Copy out all the entries exactly.

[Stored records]
[Start]

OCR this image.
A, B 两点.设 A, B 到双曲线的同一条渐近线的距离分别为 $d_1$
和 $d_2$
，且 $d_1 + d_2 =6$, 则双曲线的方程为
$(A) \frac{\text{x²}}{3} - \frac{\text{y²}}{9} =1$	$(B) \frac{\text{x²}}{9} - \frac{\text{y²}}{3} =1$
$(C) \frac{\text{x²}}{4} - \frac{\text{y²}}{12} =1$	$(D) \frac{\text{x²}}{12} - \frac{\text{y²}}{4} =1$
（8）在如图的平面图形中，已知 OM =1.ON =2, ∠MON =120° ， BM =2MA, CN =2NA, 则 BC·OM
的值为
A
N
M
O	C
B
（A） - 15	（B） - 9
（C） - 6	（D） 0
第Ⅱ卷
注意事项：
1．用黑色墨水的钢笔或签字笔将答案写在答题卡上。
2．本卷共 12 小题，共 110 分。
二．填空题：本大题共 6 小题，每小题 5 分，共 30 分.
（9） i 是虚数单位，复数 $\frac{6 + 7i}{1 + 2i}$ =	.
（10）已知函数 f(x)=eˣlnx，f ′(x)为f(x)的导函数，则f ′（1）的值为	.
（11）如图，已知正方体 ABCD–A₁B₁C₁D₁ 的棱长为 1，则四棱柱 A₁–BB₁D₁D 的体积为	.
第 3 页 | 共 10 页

[End]

Solution to this exercise —
OCR this image.
A, B 两点.设 A, B 到双曲线的同一条渐近线的距离分别为 $d_1$
和 $d_2$
，且 $d_1 + d_2 =6$, 则双曲线的方程为
$(A) \frac{\text{x²}}{3} - \frac{\text{y²}}{9} =1$	$(B) \frac{\text{x²}}{9} - \frac{\text{y²}}{3} =1$
$(C) \frac{\text{x²}}{4} - \frac{\text{y²}}{12} =1$	$(D) \frac{\text{x²}}{12} - \frac{\text{y²}}{4} =1$
（8）在如图的平面图形中，已知 OM =1.ON =2, ∠MON =120° ， BM =2MA, CN =2NA, 则 BC·OM
的值为
A
N
M
O	C
B
（A） - 15	（B） - 9
（C） - 6	（D） 0
第Ⅱ卷
注意事项：
1．用黑色墨水的钢笔或签字笔将答案写在答题卡上。
2．本卷共 12 小题，共 110 分。
二．填空题：本大题共 6 小题，每小题 5 分，共 30 分.
（9） i 是虚数单位，复数 $\frac{6 + 7i}{1 + 2i}$ =	.
（10）已知函数 f(x)=eˣlnx，f ′(x)为f(x)的导函数，则f ′（1）的值为	.
（11）如图，已知正方体 ABCD–A₁B₁C₁D₁ 的棱长为 1，则四棱柱 A₁–BB₁D₁D 的体积为	.
第 3 页 | 共 10 页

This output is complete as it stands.